For the data below, report the number of lines that contain the string "ylabel" and nothing else.

•••••

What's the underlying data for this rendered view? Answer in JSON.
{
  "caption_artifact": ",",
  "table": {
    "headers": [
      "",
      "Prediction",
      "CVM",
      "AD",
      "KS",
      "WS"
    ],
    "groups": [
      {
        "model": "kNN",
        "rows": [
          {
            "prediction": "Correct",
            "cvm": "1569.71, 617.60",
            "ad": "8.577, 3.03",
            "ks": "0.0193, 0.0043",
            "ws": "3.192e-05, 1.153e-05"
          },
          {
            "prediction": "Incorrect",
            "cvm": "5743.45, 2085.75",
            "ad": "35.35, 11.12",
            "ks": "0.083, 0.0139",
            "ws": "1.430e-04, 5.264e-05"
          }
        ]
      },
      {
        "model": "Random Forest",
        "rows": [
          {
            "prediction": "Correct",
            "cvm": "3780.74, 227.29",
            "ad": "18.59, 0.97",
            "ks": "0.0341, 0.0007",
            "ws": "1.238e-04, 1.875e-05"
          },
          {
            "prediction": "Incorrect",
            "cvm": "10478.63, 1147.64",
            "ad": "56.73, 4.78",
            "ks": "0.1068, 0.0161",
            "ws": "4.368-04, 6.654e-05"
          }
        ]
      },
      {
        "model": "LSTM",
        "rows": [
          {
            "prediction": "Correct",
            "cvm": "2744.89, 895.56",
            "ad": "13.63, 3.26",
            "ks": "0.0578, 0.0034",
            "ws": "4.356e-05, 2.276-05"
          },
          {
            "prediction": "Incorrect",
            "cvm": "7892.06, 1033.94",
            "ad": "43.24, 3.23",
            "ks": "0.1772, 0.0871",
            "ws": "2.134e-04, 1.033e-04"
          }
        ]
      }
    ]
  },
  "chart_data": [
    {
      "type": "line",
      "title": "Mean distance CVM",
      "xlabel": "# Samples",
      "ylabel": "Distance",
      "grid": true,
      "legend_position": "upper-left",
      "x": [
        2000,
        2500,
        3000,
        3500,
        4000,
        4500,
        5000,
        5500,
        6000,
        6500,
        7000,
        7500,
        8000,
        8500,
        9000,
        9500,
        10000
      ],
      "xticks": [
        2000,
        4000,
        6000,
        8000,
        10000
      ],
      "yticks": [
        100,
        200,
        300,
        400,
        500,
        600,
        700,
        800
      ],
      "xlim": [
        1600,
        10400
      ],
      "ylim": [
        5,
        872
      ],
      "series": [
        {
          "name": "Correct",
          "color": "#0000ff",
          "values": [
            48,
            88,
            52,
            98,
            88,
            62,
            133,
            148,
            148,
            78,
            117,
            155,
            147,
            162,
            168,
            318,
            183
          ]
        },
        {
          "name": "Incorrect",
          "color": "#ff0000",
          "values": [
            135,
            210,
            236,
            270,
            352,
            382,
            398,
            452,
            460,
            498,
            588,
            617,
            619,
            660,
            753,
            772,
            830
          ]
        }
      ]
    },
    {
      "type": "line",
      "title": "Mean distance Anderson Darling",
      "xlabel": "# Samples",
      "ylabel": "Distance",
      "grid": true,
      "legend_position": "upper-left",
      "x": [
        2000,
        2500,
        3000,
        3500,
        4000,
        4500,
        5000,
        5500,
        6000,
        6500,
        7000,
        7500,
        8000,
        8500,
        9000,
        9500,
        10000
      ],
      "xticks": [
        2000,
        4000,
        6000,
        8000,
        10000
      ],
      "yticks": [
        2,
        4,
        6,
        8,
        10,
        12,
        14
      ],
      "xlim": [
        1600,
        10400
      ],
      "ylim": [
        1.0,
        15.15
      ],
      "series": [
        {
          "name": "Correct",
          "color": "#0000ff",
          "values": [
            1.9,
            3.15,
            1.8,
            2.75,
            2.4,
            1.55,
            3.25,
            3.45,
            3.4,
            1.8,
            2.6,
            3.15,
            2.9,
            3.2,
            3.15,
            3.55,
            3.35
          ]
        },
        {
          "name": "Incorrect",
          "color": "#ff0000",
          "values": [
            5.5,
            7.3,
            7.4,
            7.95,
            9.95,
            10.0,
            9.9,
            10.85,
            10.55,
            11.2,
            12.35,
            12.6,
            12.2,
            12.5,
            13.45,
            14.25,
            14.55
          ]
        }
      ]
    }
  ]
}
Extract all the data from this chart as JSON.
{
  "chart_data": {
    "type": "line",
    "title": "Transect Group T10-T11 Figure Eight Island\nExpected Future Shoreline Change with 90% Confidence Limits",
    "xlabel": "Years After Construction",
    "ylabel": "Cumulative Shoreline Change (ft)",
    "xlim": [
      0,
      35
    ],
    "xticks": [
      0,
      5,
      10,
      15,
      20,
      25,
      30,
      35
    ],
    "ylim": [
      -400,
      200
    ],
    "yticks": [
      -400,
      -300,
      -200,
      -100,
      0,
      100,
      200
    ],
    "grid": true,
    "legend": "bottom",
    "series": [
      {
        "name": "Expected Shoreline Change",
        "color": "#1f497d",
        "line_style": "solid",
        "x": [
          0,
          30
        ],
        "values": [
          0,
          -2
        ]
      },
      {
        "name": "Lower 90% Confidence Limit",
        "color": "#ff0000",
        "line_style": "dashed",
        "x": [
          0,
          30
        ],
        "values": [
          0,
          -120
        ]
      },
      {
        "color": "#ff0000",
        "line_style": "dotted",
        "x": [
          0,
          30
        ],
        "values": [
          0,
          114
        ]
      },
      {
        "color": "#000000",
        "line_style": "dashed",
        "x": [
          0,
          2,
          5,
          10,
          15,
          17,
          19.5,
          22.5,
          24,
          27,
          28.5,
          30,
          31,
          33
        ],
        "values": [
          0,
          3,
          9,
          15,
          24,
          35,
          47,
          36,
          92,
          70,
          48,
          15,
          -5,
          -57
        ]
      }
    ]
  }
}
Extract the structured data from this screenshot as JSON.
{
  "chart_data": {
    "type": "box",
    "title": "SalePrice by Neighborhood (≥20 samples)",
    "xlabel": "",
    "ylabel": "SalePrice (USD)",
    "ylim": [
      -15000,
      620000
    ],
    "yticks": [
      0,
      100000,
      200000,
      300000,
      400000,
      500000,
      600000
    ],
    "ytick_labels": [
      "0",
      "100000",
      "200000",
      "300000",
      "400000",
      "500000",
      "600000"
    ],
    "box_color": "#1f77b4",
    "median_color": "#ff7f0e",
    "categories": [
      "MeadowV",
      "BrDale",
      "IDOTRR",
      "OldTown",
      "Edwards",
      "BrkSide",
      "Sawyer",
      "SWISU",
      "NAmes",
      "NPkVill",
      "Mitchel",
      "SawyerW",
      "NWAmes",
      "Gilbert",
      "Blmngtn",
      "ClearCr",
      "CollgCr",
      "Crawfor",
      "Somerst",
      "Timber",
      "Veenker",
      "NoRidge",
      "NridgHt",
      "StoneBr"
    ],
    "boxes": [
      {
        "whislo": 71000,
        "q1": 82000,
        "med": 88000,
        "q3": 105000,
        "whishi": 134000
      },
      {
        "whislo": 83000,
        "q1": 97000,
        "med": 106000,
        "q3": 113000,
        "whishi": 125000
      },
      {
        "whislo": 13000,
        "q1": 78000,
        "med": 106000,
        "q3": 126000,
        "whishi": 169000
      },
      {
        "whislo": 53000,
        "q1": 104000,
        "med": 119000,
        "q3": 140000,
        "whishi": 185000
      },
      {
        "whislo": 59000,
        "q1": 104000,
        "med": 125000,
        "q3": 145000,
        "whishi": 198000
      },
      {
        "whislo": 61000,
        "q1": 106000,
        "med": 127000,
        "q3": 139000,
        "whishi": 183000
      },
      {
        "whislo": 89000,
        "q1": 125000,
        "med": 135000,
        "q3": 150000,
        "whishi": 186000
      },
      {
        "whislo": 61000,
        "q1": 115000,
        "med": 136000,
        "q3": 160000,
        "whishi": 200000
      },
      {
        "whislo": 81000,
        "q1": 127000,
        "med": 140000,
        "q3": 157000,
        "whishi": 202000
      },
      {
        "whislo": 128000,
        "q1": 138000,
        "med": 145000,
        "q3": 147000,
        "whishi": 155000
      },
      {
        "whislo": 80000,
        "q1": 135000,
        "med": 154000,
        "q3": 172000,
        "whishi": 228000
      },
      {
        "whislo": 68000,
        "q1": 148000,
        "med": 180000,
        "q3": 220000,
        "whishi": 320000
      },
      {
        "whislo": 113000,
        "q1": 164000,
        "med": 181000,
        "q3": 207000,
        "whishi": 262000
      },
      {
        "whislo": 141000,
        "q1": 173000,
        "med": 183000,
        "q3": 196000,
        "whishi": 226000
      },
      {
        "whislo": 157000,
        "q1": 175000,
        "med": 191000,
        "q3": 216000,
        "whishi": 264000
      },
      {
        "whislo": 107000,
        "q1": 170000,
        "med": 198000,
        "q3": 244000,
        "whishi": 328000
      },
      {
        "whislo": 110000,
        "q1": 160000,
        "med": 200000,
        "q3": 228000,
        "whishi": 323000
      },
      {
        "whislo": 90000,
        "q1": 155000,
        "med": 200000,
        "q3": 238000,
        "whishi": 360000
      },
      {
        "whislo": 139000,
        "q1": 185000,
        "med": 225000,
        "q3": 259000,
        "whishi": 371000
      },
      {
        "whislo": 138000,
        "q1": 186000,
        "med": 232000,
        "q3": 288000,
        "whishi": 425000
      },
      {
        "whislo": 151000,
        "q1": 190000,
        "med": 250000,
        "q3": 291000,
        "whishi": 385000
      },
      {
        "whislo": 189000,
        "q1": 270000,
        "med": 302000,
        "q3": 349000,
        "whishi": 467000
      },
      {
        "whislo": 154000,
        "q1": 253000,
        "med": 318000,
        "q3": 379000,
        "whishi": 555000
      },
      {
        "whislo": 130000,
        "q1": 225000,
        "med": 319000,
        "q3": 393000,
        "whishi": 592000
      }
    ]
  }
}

•••••

Solution for this problem => 4